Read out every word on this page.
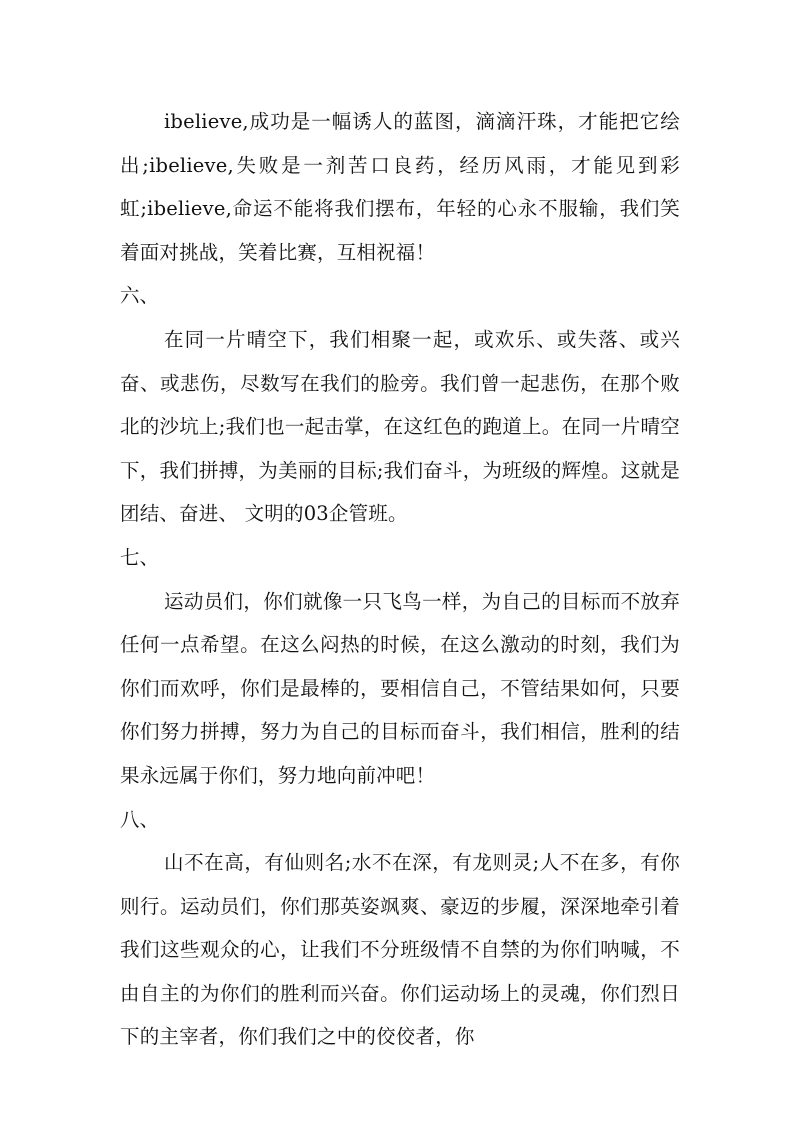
ibelieve,成功是一幅诱人的蓝图，滴滴汗珠，才能把它绘出;ibelieve,失败是一剂苦口良药，经历风雨，才能见到彩虹;ibelieve,命运不能将我们摆布，年轻的心永不服输，我们笑着面对挑战，笑着比赛，互相祝福！

六、

在同一片晴空下，我们相聚一起，或欢乐、或失落、或兴奋、或悲伤，尽数写在我们的脸旁。我们曾一起悲伤，在那个败北的沙坑上;我们也一起击掌，在这红色的跑道上。在同一片晴空下，我们拼搏，为美丽的目标;我们奋斗，为班级的辉煌。这就是团结、奋进、 文明的03企管班。

七、

运动员们，你们就像一只飞鸟一样，为自己的目标而不放弃任何一点希望。在这么闷热的时候，在这么激动的时刻，我们为你们而欢呼，你们是最棒的，要相信自己，不管结果如何，只要你们努力拼搏，努力为自己的目标而奋斗，我们相信，胜利的结果永远属于你们，努力地向前冲吧！

八、

山不在高，有仙则名;水不在深，有龙则灵;人不在多，有你则行。运动员们，你们那英姿飒爽、豪迈的步履，深深地牵引着我们这些观众的心，让我们不分班级情不自禁的为你们呐喊，不由自主的为你们的胜利而兴奋。你们运动场上的灵魂，你们烈日下的主宰者，你们我们之中的佼佼者，你
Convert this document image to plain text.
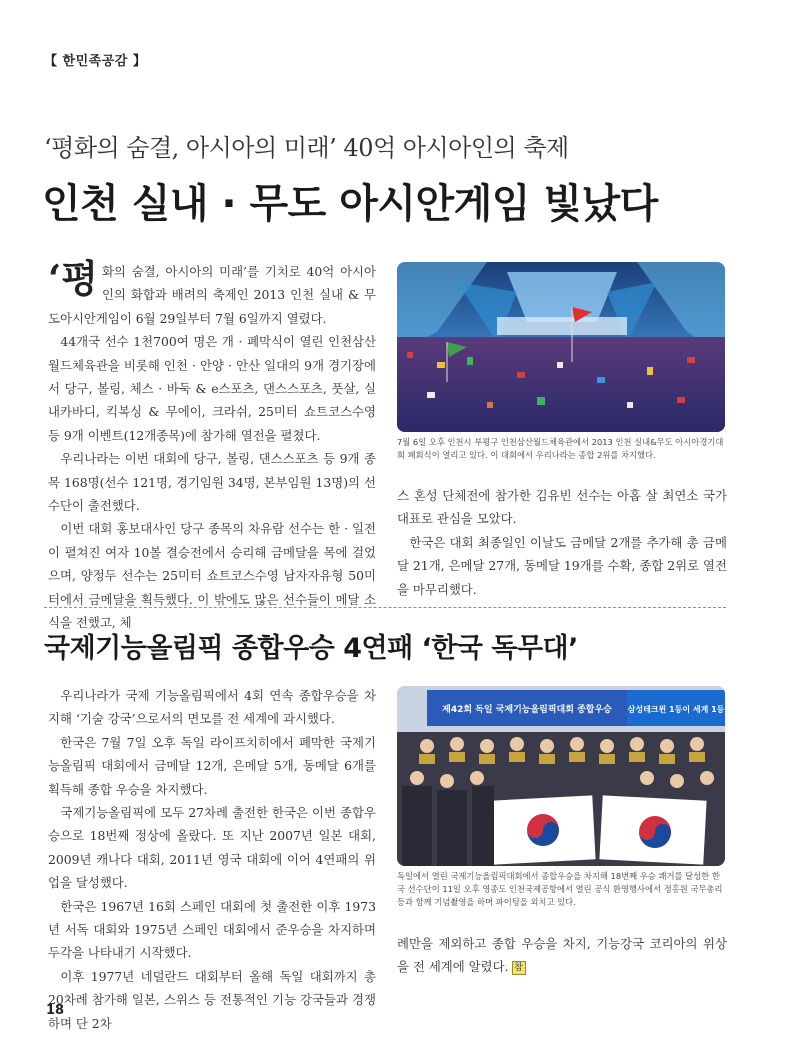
【 한민족공감 】
‘평화의 숨결, 아시아의 미래’ 40억 아시아인의 축제
인천 실내 · 무도 아시안게임 빛났다

‘평화의 숨결, 아시아의 미래’를 기치로 40억 아시아인의 화합과 배려의 축제인 2013 인천 실내 & 무도아시안게임이 6월 29일부터 7월 6일까지 열렸다.

44개국 선수 1천700여 명은 개 · 폐막식이 열린 인천삼산월드체육관을 비롯해 인천 · 안양 · 안산 일대의 9개 경기장에서 당구, 볼링, 체스 · 바둑 & e스포츠, 댄스스포츠, 풋살, 실내카바디, 킥복싱 & 무에이, 크라쉬, 25미터 쇼트코스수영 등 9개 이벤트(12개종목)에 참가해 열전을 펼쳤다.

우리나라는 이번 대회에 당구, 볼링, 댄스스포츠 등 9개 종목 168명(선수 121명, 경기임원 34명, 본부임원 13명)의 선수단이 출전했다.

이번 대회 홍보대사인 당구 종목의 차유람 선수는 한 · 일전이 펼쳐진 여자 10볼 결승전에서 승리해 금메달을 목에 걸었으며, 양정두 선수는 25미터 쇼트코스수영 남자자유형 50미터에서 금메달을 획득했다. 이 밖에도 많은 선수들이 메달 소식을 전했고, 체

7월 6일 오후 인천시 부평구 인천삼산월드체육관에서 2013 인천 실내&무도 아시아경기대회 폐회식이 열리고 있다. 이 대회에서 우리나라는 종합 2위를 차지했다.

스 혼성 단체전에 참가한 김유빈 선수는 아홉 살 최연소 국가대표로 관심을 모았다.

한국은 대회 최종일인 이날도 금메달 2개를 추가해 총 금메달 21개, 은메달 27개, 동메달 19개를 수확, 종합 2위로 열전을 마무리했다.

국제기능올림픽 종합우승 4연패 ‘한국 독무대’

우리나라가 국제 기능올림픽에서 4회 연속 종합우승을 차지해 ‘기술 강국’으로서의 면모를 전 세계에 과시했다.

한국은 7월 7일 오후 독일 라이프치히에서 폐막한 국제기능올림픽 대회에서 금메달 12개, 은메달 5개, 동메달 6개를 획득해 종합 우승을 차지했다.

국제기능올림픽에 모두 27차례 출전한 한국은 이번 종합우승으로 18번째 정상에 올랐다. 또 지난 2007년 일본 대회, 2009년 캐나다 대회, 2011년 영국 대회에 이어 4연패의 위업을 달성했다.

한국은 1967년 16회 스페인 대회에 첫 출전한 이후 1973년 서독 대회와 1975년 스페인 대회에서 준우승을 차지하며 두각을 나타내기 시작했다.

이후 1977년 네덜란드 대회부터 올해 독일 대회까지 총 20차례 참가해 일본, 스위스 등 전통적인 기능 강국들과 경쟁하며 단 2차

제42회 독일 국제기능올림픽대회 종합우승 삼성테크윈 1등이 세계 1등
독일에서 열린 국제기능올림픽대회에서 종합우승을 차지해 18번째 우승 쾌거를 달성한 한국 선수단이 11일 오후 영종도 인천국제공항에서 열린 공식 환영행사에서 정홍원 국무총리 등과 함께 기념촬영을 하며 파이팅을 외치고 있다.

례만을 제외하고 종합 우승을 차지, 기능강국 코리아의 위상을 전 세계에 알렸다. 참

18
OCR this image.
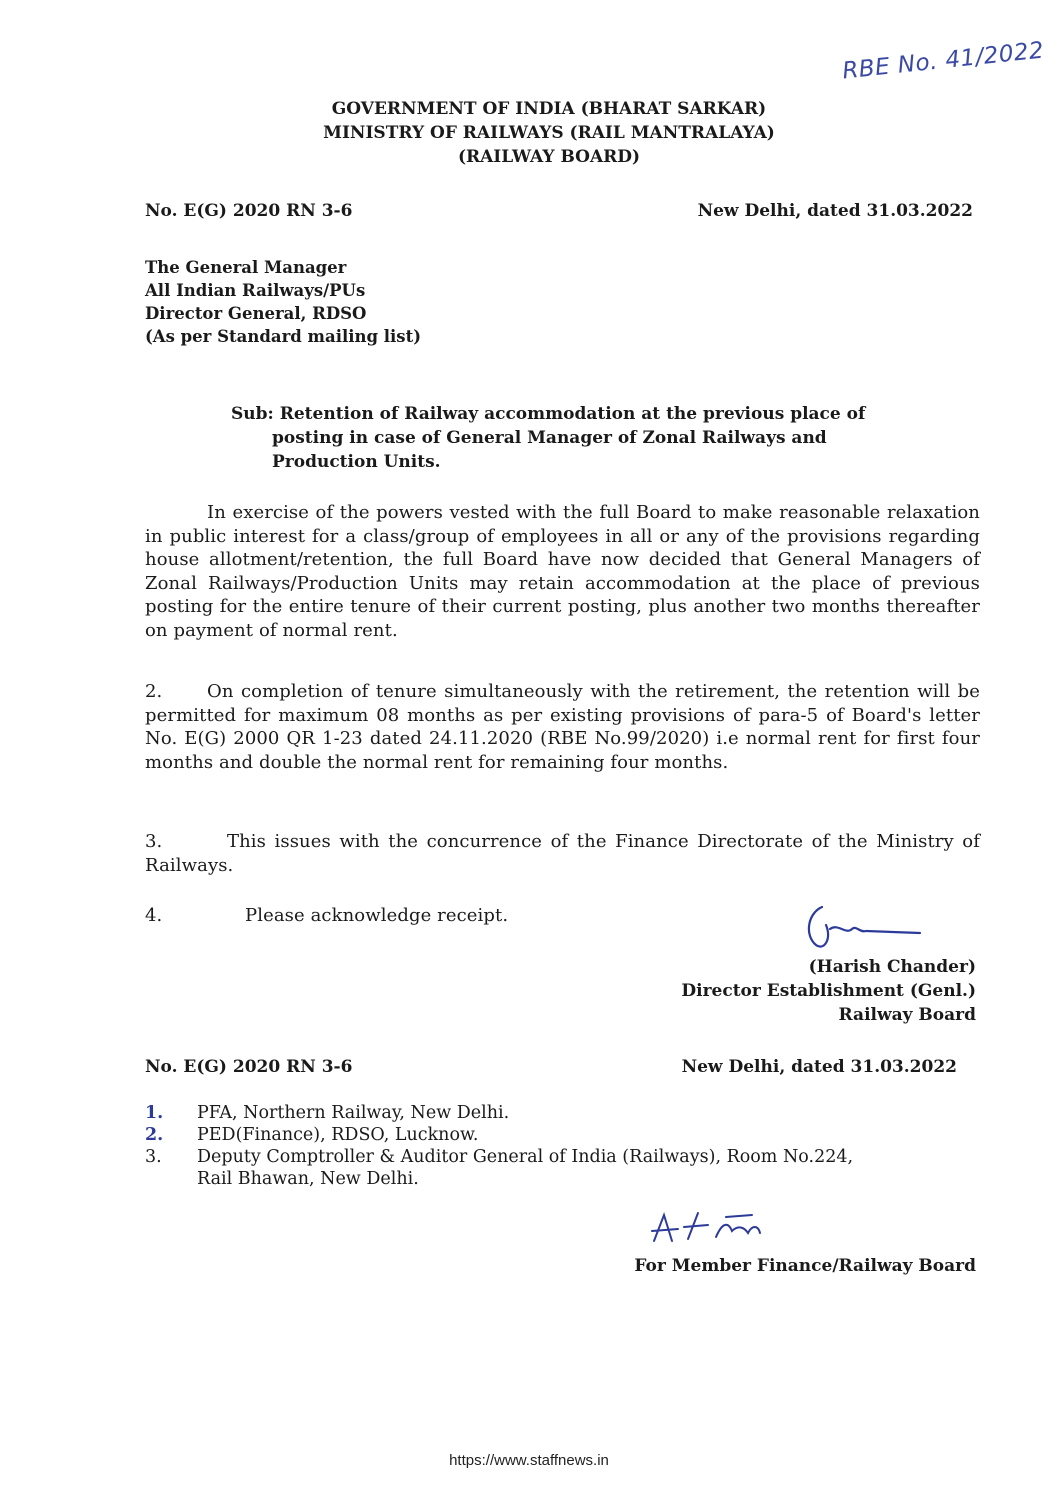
RBE No. 41/2022
GOVERNMENT OF INDIA (BHARAT SARKAR)
MINISTRY OF RAILWAYS (RAIL MANTRALAYA)
(RAILWAY BOARD)
No. E(G) 2020 RN 3-6	New Delhi, dated 31.03.2022
The General Manager
All Indian Railways/PUs
Director General, RDSO
(As per Standard mailing list)
Sub: Retention of Railway accommodation at the previous place of
posting in case of General Manager of Zonal Railways and
Production Units.
In exercise of the powers vested with the full Board to make reasonable relaxation in public interest for a class/group of employees in all or any of the provisions regarding house allotment/retention, the full Board have now decided that General Managers of Zonal Railways/Production Units may retain accommodation at the place of previous posting for the entire tenure of their current posting, plus another two months thereafter on payment of normal rent.
2. On completion of tenure simultaneously with the retirement, the retention will be permitted for maximum 08 months as per existing provisions of para-5 of Board's letter No. E(G) 2000 QR 1-23 dated 24.11.2020 (RBE No.99/2020) i.e normal rent for first four months and double the normal rent for remaining four months.
3.	This issues with the concurrence of the Finance Directorate of the Ministry of Railways.
4.	Please acknowledge receipt.
(Harish Chander)
Director Establishment (Genl.)
Railway Board
No. E(G) 2020 RN 3-6	New Delhi, dated 31.03.2022
1.	PFA, Northern Railway, New Delhi.
2.	PED(Finance), RDSO, Lucknow.
3.	Deputy Comptroller & Auditor General of India (Railways), Room No.224,
Rail Bhawan, New Delhi.
For Member Finance/Railway Board
https://www.staffnews.in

Requirements: All preceding records should be duplicated verbatim, images excepted.

Written answer:
Read out every word on this page.
ibelieve,成功是一幅诱人的蓝图，滴滴汗珠，才能把它绘出;ibelieve,失败是一剂苦口良药，经历风雨，才能见到彩虹;ibelieve,命运不能将我们摆布，年轻的心永不服输，我们笑着面对挑战，笑着比赛，互相祝福！

六、

在同一片晴空下，我们相聚一起，或欢乐、或失落、或兴奋、或悲伤，尽数写在我们的脸旁。我们曾一起悲伤，在那个败北的沙坑上;我们也一起击掌，在这红色的跑道上。在同一片晴空下，我们拼搏，为美丽的目标;我们奋斗，为班级的辉煌。这就是团结、奋进、 文明的03企管班。

七、

运动员们，你们就像一只飞鸟一样，为自己的目标而不放弃任何一点希望。在这么闷热的时候，在这么激动的时刻，我们为你们而欢呼，你们是最棒的，要相信自己，不管结果如何，只要你们努力拼搏，努力为自己的目标而奋斗，我们相信，胜利的结果永远属于你们，努力地向前冲吧！

八、

山不在高，有仙则名;水不在深，有龙则灵;人不在多，有你则行。运动员们，你们那英姿飒爽、豪迈的步履，深深地牵引着我们这些观众的心，让我们不分班级情不自禁的为你们呐喊，不由自主的为你们的胜利而兴奋。你们运动场上的灵魂，你们烈日下的主宰者，你们我们之中的佼佼者，你
Convert this document image to plain text.
【 한민족공감 】
‘평화의 숨결, 아시아의 미래’ 40억 아시아인의 축제
인천 실내 · 무도 아시안게임 빛났다

‘평화의 숨결, 아시아의 미래’를 기치로 40억 아시아인의 화합과 배려의 축제인 2013 인천 실내 & 무도아시안게임이 6월 29일부터 7월 6일까지 열렸다.

44개국 선수 1천700여 명은 개 · 폐막식이 열린 인천삼산월드체육관을 비롯해 인천 · 안양 · 안산 일대의 9개 경기장에서 당구, 볼링, 체스 · 바둑 & e스포츠, 댄스스포츠, 풋살, 실내카바디, 킥복싱 & 무에이, 크라쉬, 25미터 쇼트코스수영 등 9개 이벤트(12개종목)에 참가해 열전을 펼쳤다.

우리나라는 이번 대회에 당구, 볼링, 댄스스포츠 등 9개 종목 168명(선수 121명, 경기임원 34명, 본부임원 13명)의 선수단이 출전했다.

이번 대회 홍보대사인 당구 종목의 차유람 선수는 한 · 일전이 펼쳐진 여자 10볼 결승전에서 승리해 금메달을 목에 걸었으며, 양정두 선수는 25미터 쇼트코스수영 남자자유형 50미터에서 금메달을 획득했다. 이 밖에도 많은 선수들이 메달 소식을 전했고, 체

7월 6일 오후 인천시 부평구 인천삼산월드체육관에서 2013 인천 실내&무도 아시아경기대회 폐회식이 열리고 있다. 이 대회에서 우리나라는 종합 2위를 차지했다.

스 혼성 단체전에 참가한 김유빈 선수는 아홉 살 최연소 국가대표로 관심을 모았다.

한국은 대회 최종일인 이날도 금메달 2개를 추가해 총 금메달 21개, 은메달 27개, 동메달 19개를 수확, 종합 2위로 열전을 마무리했다.

국제기능올림픽 종합우승 4연패 ‘한국 독무대’

우리나라가 국제 기능올림픽에서 4회 연속 종합우승을 차지해 ‘기술 강국’으로서의 면모를 전 세계에 과시했다.

한국은 7월 7일 오후 독일 라이프치히에서 폐막한 국제기능올림픽 대회에서 금메달 12개, 은메달 5개, 동메달 6개를 획득해 종합 우승을 차지했다.

국제기능올림픽에 모두 27차례 출전한 한국은 이번 종합우승으로 18번째 정상에 올랐다. 또 지난 2007년 일본 대회, 2009년 캐나다 대회, 2011년 영국 대회에 이어 4연패의 위업을 달성했다.

한국은 1967년 16회 스페인 대회에 첫 출전한 이후 1973년 서독 대회와 1975년 스페인 대회에서 준우승을 차지하며 두각을 나타내기 시작했다.

이후 1977년 네덜란드 대회부터 올해 독일 대회까지 총 20차례 참가해 일본, 스위스 등 전통적인 기능 강국들과 경쟁하며 단 2차

제42회 독일 국제기능올림픽대회 종합우승 삼성테크윈 1등이 세계 1등
독일에서 열린 국제기능올림픽대회에서 종합우승을 차지해 18번째 우승 쾌거를 달성한 한국 선수단이 11일 오후 영종도 인천국제공항에서 열린 공식 환영행사에서 정홍원 국무총리 등과 함께 기념촬영을 하며 파이팅을 외치고 있다.

례만을 제외하고 종합 우승을 차지, 기능강국 코리아의 위상을 전 세계에 알렸다. 참

18
OCR this image.
RBE No. 41/2022
GOVERNMENT OF INDIA (BHARAT SARKAR)
MINISTRY OF RAILWAYS (RAIL MANTRALAYA)
(RAILWAY BOARD)
No. E(G) 2020 RN 3-6	New Delhi, dated 31.03.2022
The General Manager
All Indian Railways/PUs
Director General, RDSO
(As per Standard mailing list)
Sub: Retention of Railway accommodation at the previous place of
posting in case of General Manager of Zonal Railways and
Production Units.
In exercise of the powers vested with the full Board to make reasonable relaxation in public interest for a class/group of employees in all or any of the provisions regarding house allotment/retention, the full Board have now decided that General Managers of Zonal Railways/Production Units may retain accommodation at the place of previous posting for the entire tenure of their current posting, plus another two months thereafter on payment of normal rent.
2. On completion of tenure simultaneously with the retirement, the retention will be permitted for maximum 08 months as per existing provisions of para-5 of Board's letter No. E(G) 2000 QR 1-23 dated 24.11.2020 (RBE No.99/2020) i.e normal rent for first four months and double the normal rent for remaining four months.
3.	This issues with the concurrence of the Finance Directorate of the Ministry of Railways.
4.	Please acknowledge receipt.
(Harish Chander)
Director Establishment (Genl.)
Railway Board
No. E(G) 2020 RN 3-6	New Delhi, dated 31.03.2022
1.	PFA, Northern Railway, New Delhi.
2.	PED(Finance), RDSO, Lucknow.
3.	Deputy Comptroller & Auditor General of India (Railways), Room No.224,
Rail Bhawan, New Delhi.
For Member Finance/Railway Board
https://www.staffnews.in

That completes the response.